Saved data entries
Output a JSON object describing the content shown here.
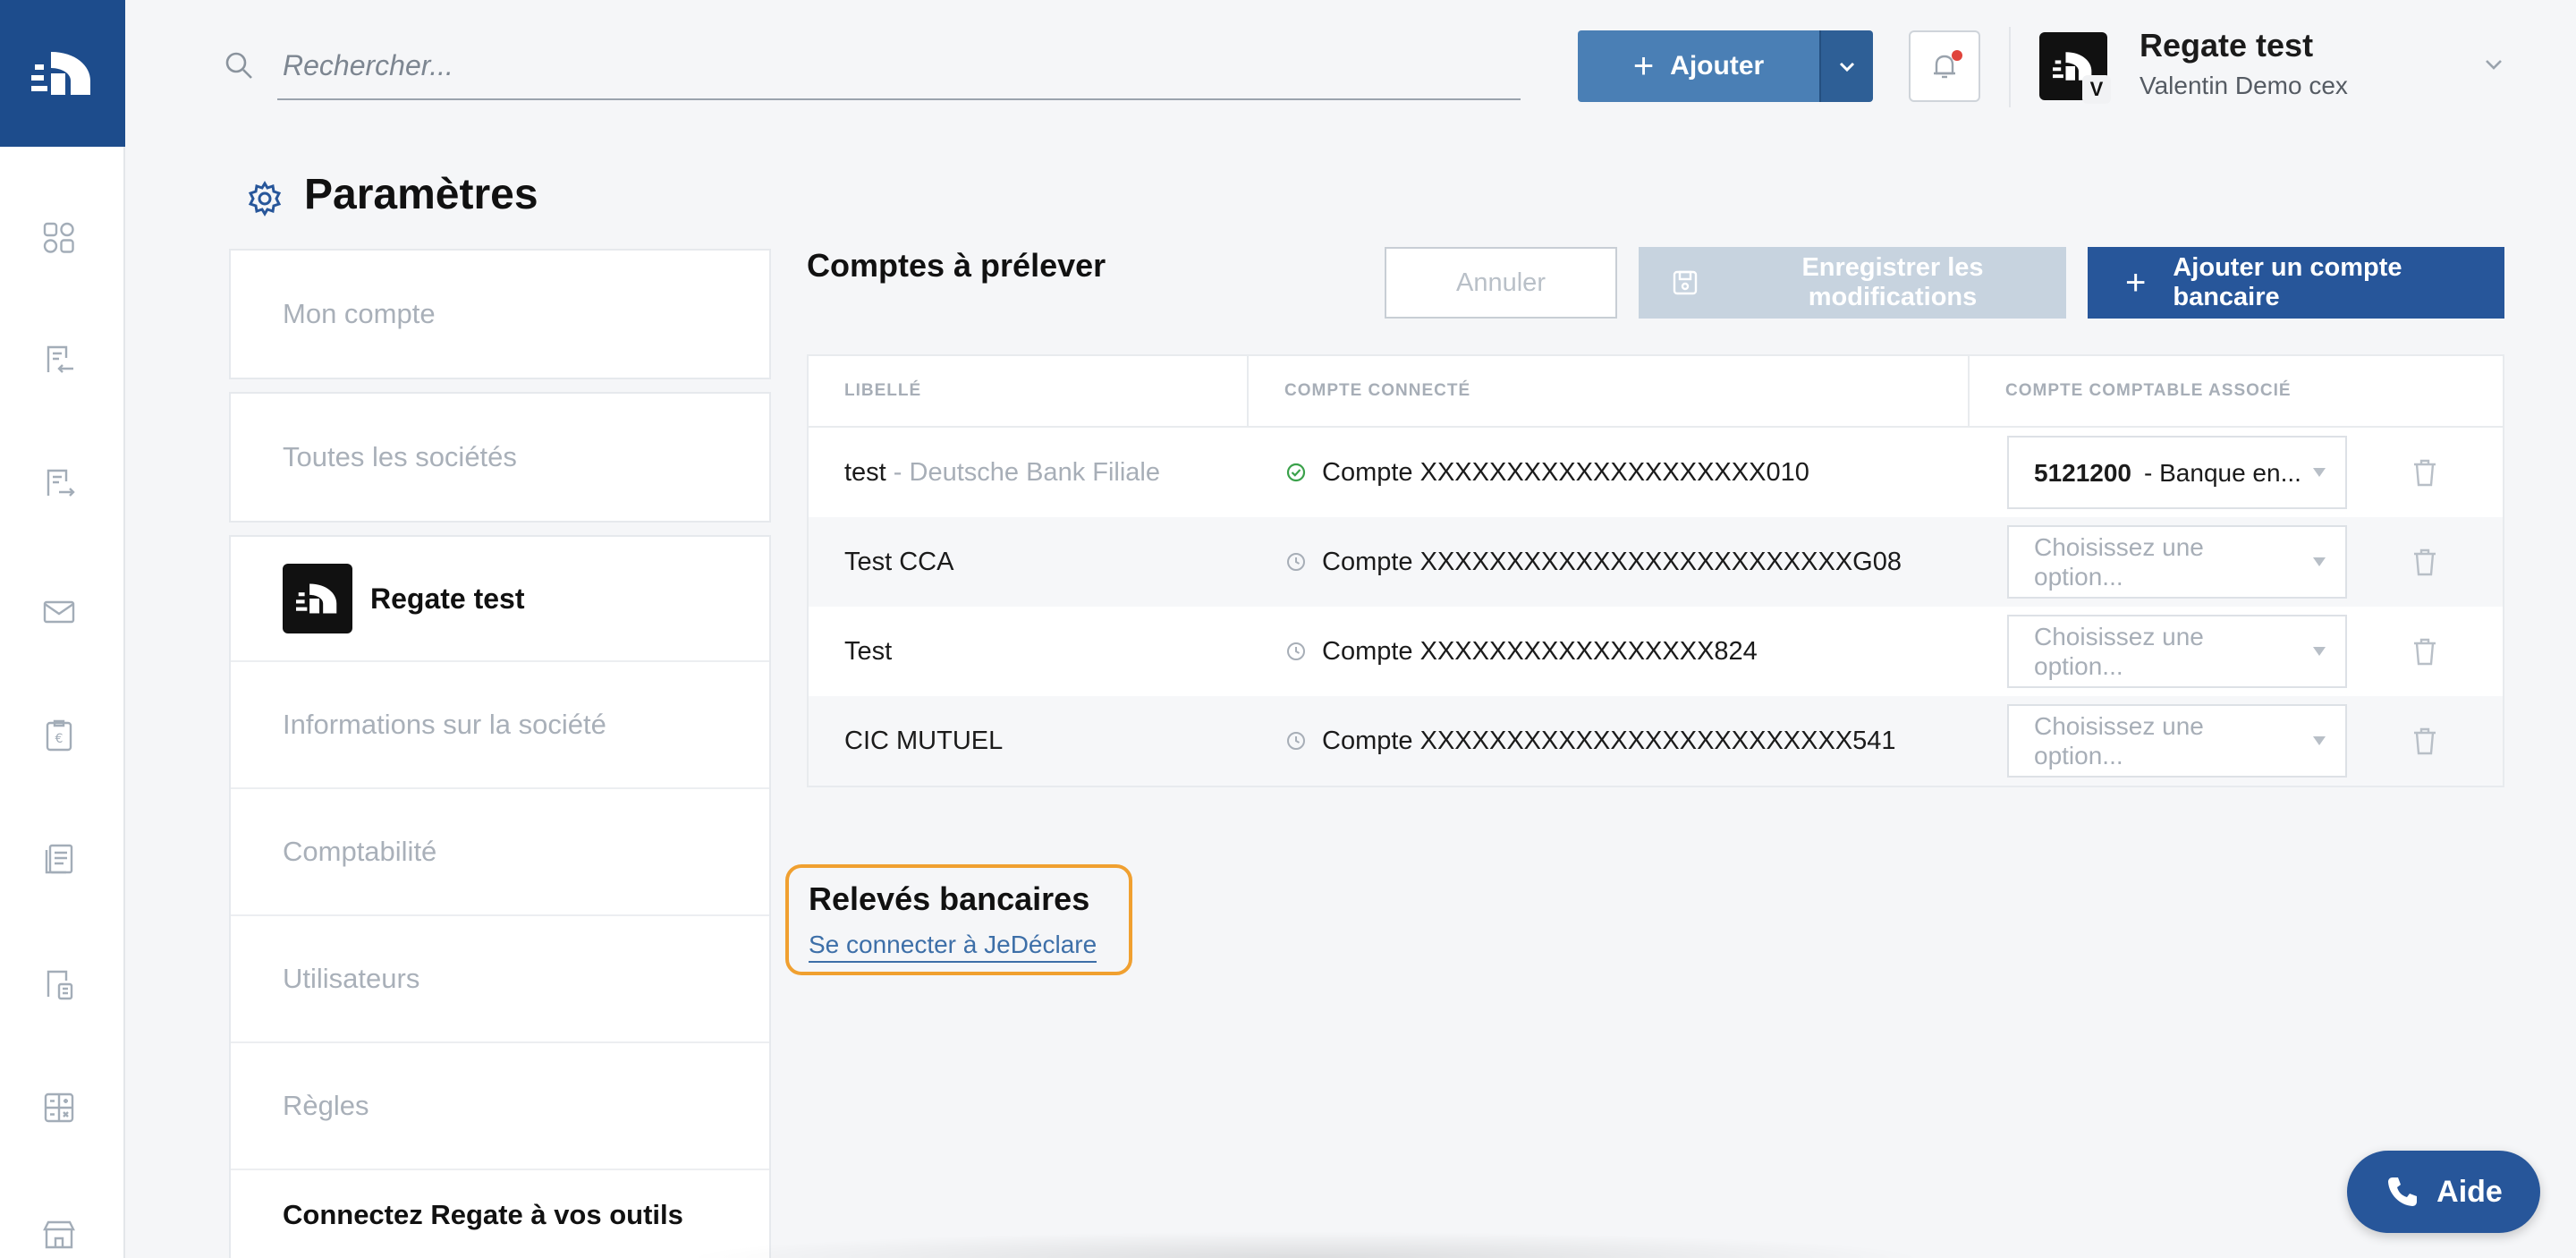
{
  "topbar": {
    "search_placeholder": "Rechercher...",
    "add_label": "Ajouter",
    "org_name": "Regate test",
    "user_name": "Valentin Demo cex",
    "avatar_initial": "V"
  },
  "page": {
    "title": "Paramètres"
  },
  "settings_nav": {
    "my_account": "Mon compte",
    "all_companies": "Toutes les sociétés",
    "company_name": "Regate test",
    "items": [
      "Informations sur la société",
      "Comptabilité",
      "Utilisateurs",
      "Règles"
    ],
    "connect": "Connectez Regate à vos outils"
  },
  "section": {
    "title": "Comptes à prélever",
    "cancel": "Annuler",
    "save": "Enregistrer les modifications",
    "add_bank": "Ajouter un compte bancaire"
  },
  "table": {
    "headers": [
      "LIBELLÉ",
      "COMPTE CONNECTÉ",
      "COMPTE COMPTABLE ASSOCIÉ"
    ],
    "rows": [
      {
        "label": "test",
        "bank": " - Deutsche Bank Filiale",
        "account": "Compte XXXXXXXXXXXXXXXXXXXX010",
        "status": "connected",
        "code": "5121200",
        "ledger": " - Banque en...",
        "placeholder": ""
      },
      {
        "label": "Test CCA",
        "bank": "",
        "account": "Compte XXXXXXXXXXXXXXXXXXXXXXXXXG08",
        "status": "pending",
        "code": "",
        "ledger": "",
        "placeholder": "Choisissez une option..."
      },
      {
        "label": "Test",
        "bank": "",
        "account": "Compte XXXXXXXXXXXXXXXXX824",
        "status": "pending",
        "code": "",
        "ledger": "",
        "placeholder": "Choisissez une option..."
      },
      {
        "label": "CIC MUTUEL",
        "bank": "",
        "account": "Compte XXXXXXXXXXXXXXXXXXXXXXXXX541",
        "status": "pending",
        "code": "",
        "ledger": "",
        "placeholder": "Choisissez une option..."
      }
    ]
  },
  "releves": {
    "title": "Relevés bancaires",
    "link": "Se connecter à JeDéclare"
  },
  "help": {
    "label": "Aide"
  },
  "colors": {
    "brand_dark": "#1d4c8c",
    "primary": "#27569a",
    "accent_button": "#4a7fb5",
    "highlight": "#f0a030",
    "connected": "#3aa14a"
  },
  "icons": {
    "rail": [
      "dashboard-icon",
      "invoice-in-icon",
      "invoice-out-icon",
      "mail-icon",
      "expense-icon",
      "documents-icon",
      "calculator-doc-icon",
      "calculator-icon",
      "bank-icon"
    ]
  }
}
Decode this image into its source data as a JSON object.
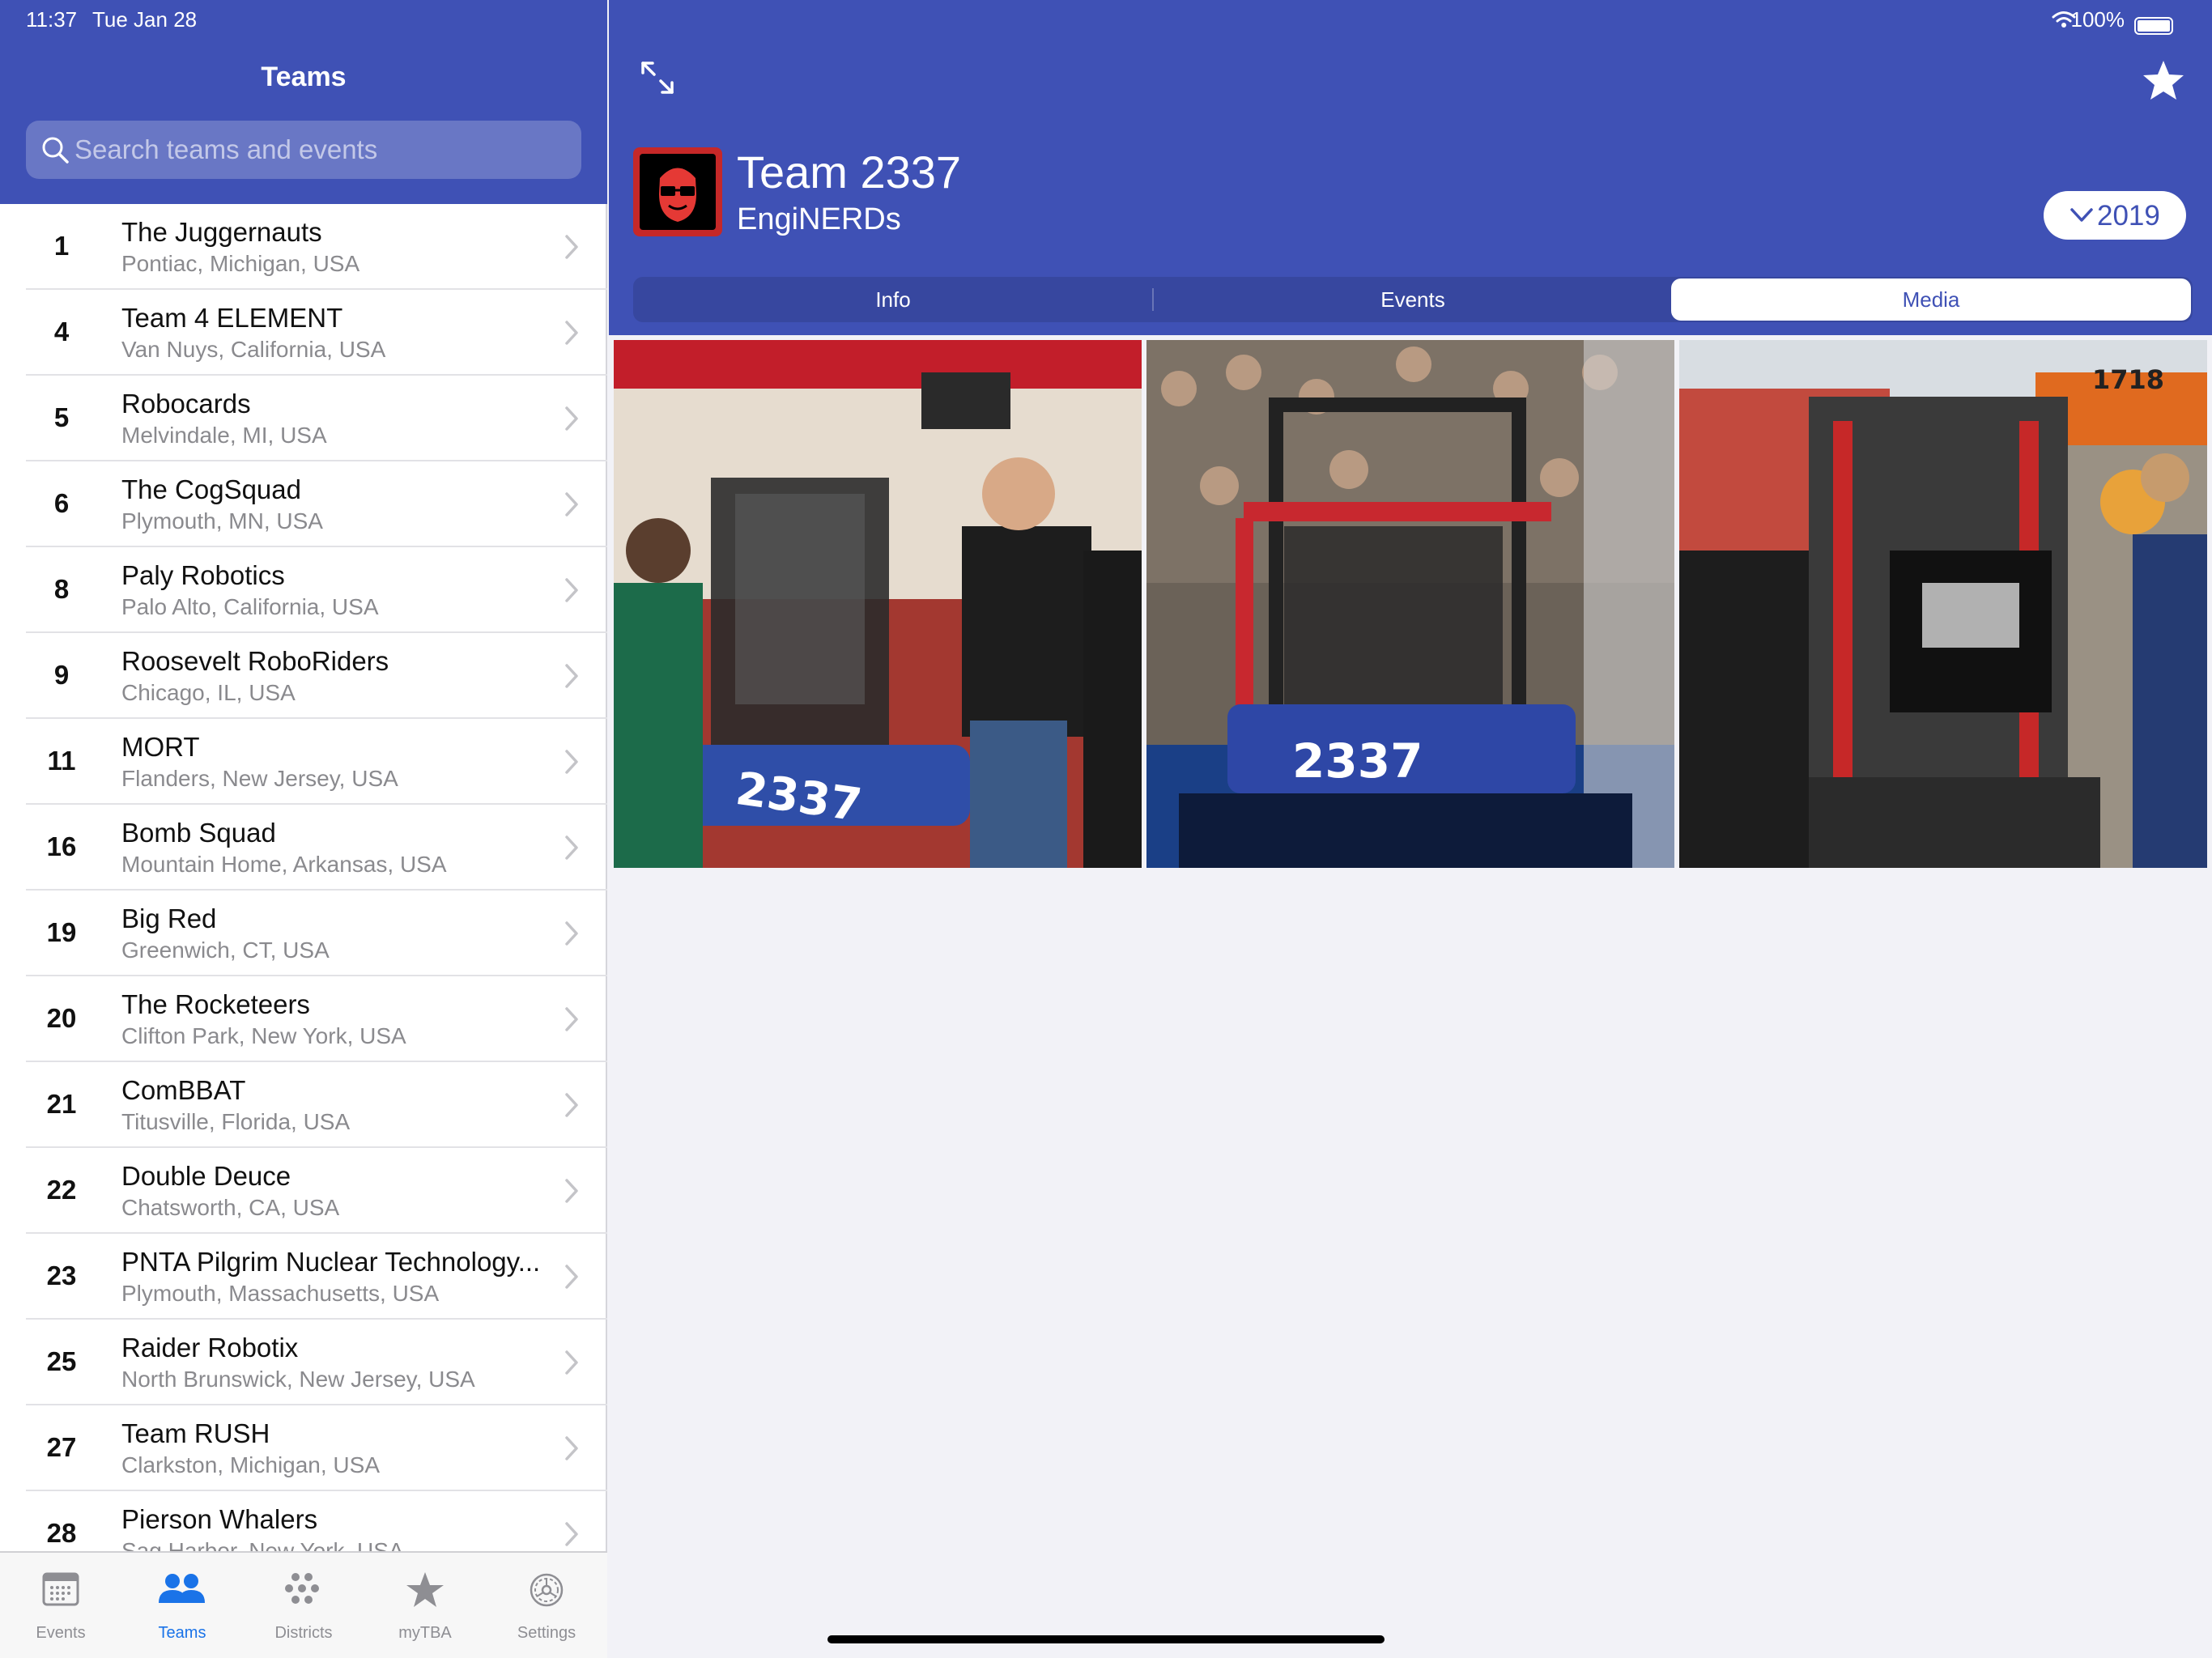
{
  "status_bar": {
    "time": "11:37",
    "date": "Tue Jan 28",
    "battery": "100%"
  },
  "left": {
    "title": "Teams",
    "search_placeholder": "Search teams and events",
    "teams": [
      {
        "number": "1",
        "name": "The Juggernauts",
        "location": "Pontiac, Michigan, USA"
      },
      {
        "number": "4",
        "name": "Team 4 ELEMENT",
        "location": "Van Nuys, California, USA"
      },
      {
        "number": "5",
        "name": "Robocards",
        "location": "Melvindale, MI, USA"
      },
      {
        "number": "6",
        "name": "The CogSquad",
        "location": "Plymouth, MN, USA"
      },
      {
        "number": "8",
        "name": "Paly Robotics",
        "location": "Palo Alto, California, USA"
      },
      {
        "number": "9",
        "name": "Roosevelt RoboRiders",
        "location": "Chicago, IL, USA"
      },
      {
        "number": "11",
        "name": "MORT",
        "location": "Flanders, New Jersey, USA"
      },
      {
        "number": "16",
        "name": "Bomb Squad",
        "location": "Mountain Home, Arkansas, USA"
      },
      {
        "number": "19",
        "name": "Big Red",
        "location": "Greenwich, CT, USA"
      },
      {
        "number": "20",
        "name": "The Rocketeers",
        "location": "Clifton Park, New York, USA"
      },
      {
        "number": "21",
        "name": "ComBBAT",
        "location": "Titusville, Florida, USA"
      },
      {
        "number": "22",
        "name": "Double Deuce",
        "location": "Chatsworth, CA, USA"
      },
      {
        "number": "23",
        "name": "PNTA Pilgrim Nuclear Technology...",
        "location": "Plymouth, Massachusetts, USA"
      },
      {
        "number": "25",
        "name": "Raider Robotix",
        "location": "North Brunswick, New Jersey, USA"
      },
      {
        "number": "27",
        "name": "Team RUSH",
        "location": "Clarkston, Michigan, USA"
      },
      {
        "number": "28",
        "name": "Pierson Whalers",
        "location": "Sag Harbor, New York, USA"
      }
    ]
  },
  "tabbar": {
    "tabs": [
      {
        "label": "Events",
        "icon": "calendar-icon"
      },
      {
        "label": "Teams",
        "icon": "people-icon"
      },
      {
        "label": "Districts",
        "icon": "districts-icon"
      },
      {
        "label": "myTBA",
        "icon": "star-icon"
      },
      {
        "label": "Settings",
        "icon": "gear-icon"
      }
    ],
    "active": "Teams"
  },
  "detail": {
    "team_title": "Team 2337",
    "team_nickname": "EngiNERDs",
    "year": "2019",
    "segments": [
      "Info",
      "Events",
      "Media"
    ],
    "active_segment": "Media",
    "photos": [
      {
        "robot_number": "2337"
      },
      {
        "robot_number": "2337"
      },
      {
        "sign_number": "1718"
      }
    ]
  },
  "colors": {
    "primary": "#3f51b5",
    "tab_active": "#1a73e8",
    "avatar_border": "#c62828"
  }
}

## Written instruction
Leave the pictures out, and print every line of the listing exactly as written.

## Exercise response
Output a JSON object describing the content shown here.
{
  "topbar": {
    "search_placeholder": "Rechercher...",
    "add_label": "Ajouter",
    "org_name": "Regate test",
    "user_name": "Valentin Demo cex",
    "avatar_initial": "V"
  },
  "page": {
    "title": "Paramètres"
  },
  "settings_nav": {
    "my_account": "Mon compte",
    "all_companies": "Toutes les sociétés",
    "company_name": "Regate test",
    "items": [
      "Informations sur la société",
      "Comptabilité",
      "Utilisateurs",
      "Règles"
    ],
    "connect": "Connectez Regate à vos outils"
  },
  "section": {
    "title": "Comptes à prélever",
    "cancel": "Annuler",
    "save": "Enregistrer les modifications",
    "add_bank": "Ajouter un compte bancaire"
  },
  "table": {
    "headers": [
      "LIBELLÉ",
      "COMPTE CONNECTÉ",
      "COMPTE COMPTABLE ASSOCIÉ"
    ],
    "rows": [
      {
        "label": "test",
        "bank": " - Deutsche Bank Filiale",
        "account": "Compte XXXXXXXXXXXXXXXXXXXX010",
        "status": "connected",
        "code": "5121200",
        "ledger": " - Banque en...",
        "placeholder": ""
      },
      {
        "label": "Test CCA",
        "bank": "",
        "account": "Compte XXXXXXXXXXXXXXXXXXXXXXXXXG08",
        "status": "pending",
        "code": "",
        "ledger": "",
        "placeholder": "Choisissez une option..."
      },
      {
        "label": "Test",
        "bank": "",
        "account": "Compte XXXXXXXXXXXXXXXXX824",
        "status": "pending",
        "code": "",
        "ledger": "",
        "placeholder": "Choisissez une option..."
      },
      {
        "label": "CIC MUTUEL",
        "bank": "",
        "account": "Compte XXXXXXXXXXXXXXXXXXXXXXXXX541",
        "status": "pending",
        "code": "",
        "ledger": "",
        "placeholder": "Choisissez une option..."
      }
    ]
  },
  "releves": {
    "title": "Relevés bancaires",
    "link": "Se connecter à JeDéclare"
  },
  "help": {
    "label": "Aide"
  },
  "colors": {
    "brand_dark": "#1d4c8c",
    "primary": "#27569a",
    "accent_button": "#4a7fb5",
    "highlight": "#f0a030",
    "connected": "#3aa14a"
  },
  "icons": {
    "rail": [
      "dashboard-icon",
      "invoice-in-icon",
      "invoice-out-icon",
      "mail-icon",
      "expense-icon",
      "documents-icon",
      "calculator-doc-icon",
      "calculator-icon",
      "bank-icon"
    ]
  }
}
Decode this image into its source data as a JSON object.
{
  "status_bar": {
    "time": "11:37",
    "date": "Tue Jan 28",
    "battery": "100%"
  },
  "left": {
    "title": "Teams",
    "search_placeholder": "Search teams and events",
    "teams": [
      {
        "number": "1",
        "name": "The Juggernauts",
        "location": "Pontiac, Michigan, USA"
      },
      {
        "number": "4",
        "name": "Team 4 ELEMENT",
        "location": "Van Nuys, California, USA"
      },
      {
        "number": "5",
        "name": "Robocards",
        "location": "Melvindale, MI, USA"
      },
      {
        "number": "6",
        "name": "The CogSquad",
        "location": "Plymouth, MN, USA"
      },
      {
        "number": "8",
        "name": "Paly Robotics",
        "location": "Palo Alto, California, USA"
      },
      {
        "number": "9",
        "name": "Roosevelt RoboRiders",
        "location": "Chicago, IL, USA"
      },
      {
        "number": "11",
        "name": "MORT",
        "location": "Flanders, New Jersey, USA"
      },
      {
        "number": "16",
        "name": "Bomb Squad",
        "location": "Mountain Home, Arkansas, USA"
      },
      {
        "number": "19",
        "name": "Big Red",
        "location": "Greenwich, CT, USA"
      },
      {
        "number": "20",
        "name": "The Rocketeers",
        "location": "Clifton Park, New York, USA"
      },
      {
        "number": "21",
        "name": "ComBBAT",
        "location": "Titusville, Florida, USA"
      },
      {
        "number": "22",
        "name": "Double Deuce",
        "location": "Chatsworth, CA, USA"
      },
      {
        "number": "23",
        "name": "PNTA Pilgrim Nuclear Technology...",
        "location": "Plymouth, Massachusetts, USA"
      },
      {
        "number": "25",
        "name": "Raider Robotix",
        "location": "North Brunswick, New Jersey, USA"
      },
      {
        "number": "27",
        "name": "Team RUSH",
        "location": "Clarkston, Michigan, USA"
      },
      {
        "number": "28",
        "name": "Pierson Whalers",
        "location": "Sag Harbor, New York, USA"
      }
    ]
  },
  "tabbar": {
    "tabs": [
      {
        "label": "Events",
        "icon": "calendar-icon"
      },
      {
        "label": "Teams",
        "icon": "people-icon"
      },
      {
        "label": "Districts",
        "icon": "districts-icon"
      },
      {
        "label": "myTBA",
        "icon": "star-icon"
      },
      {
        "label": "Settings",
        "icon": "gear-icon"
      }
    ],
    "active": "Teams"
  },
  "detail": {
    "team_title": "Team 2337",
    "team_nickname": "EngiNERDs",
    "year": "2019",
    "segments": [
      "Info",
      "Events",
      "Media"
    ],
    "active_segment": "Media",
    "photos": [
      {
        "robot_number": "2337"
      },
      {
        "robot_number": "2337"
      },
      {
        "sign_number": "1718"
      }
    ]
  },
  "colors": {
    "primary": "#3f51b5",
    "tab_active": "#1a73e8",
    "avatar_border": "#c62828"
  }
}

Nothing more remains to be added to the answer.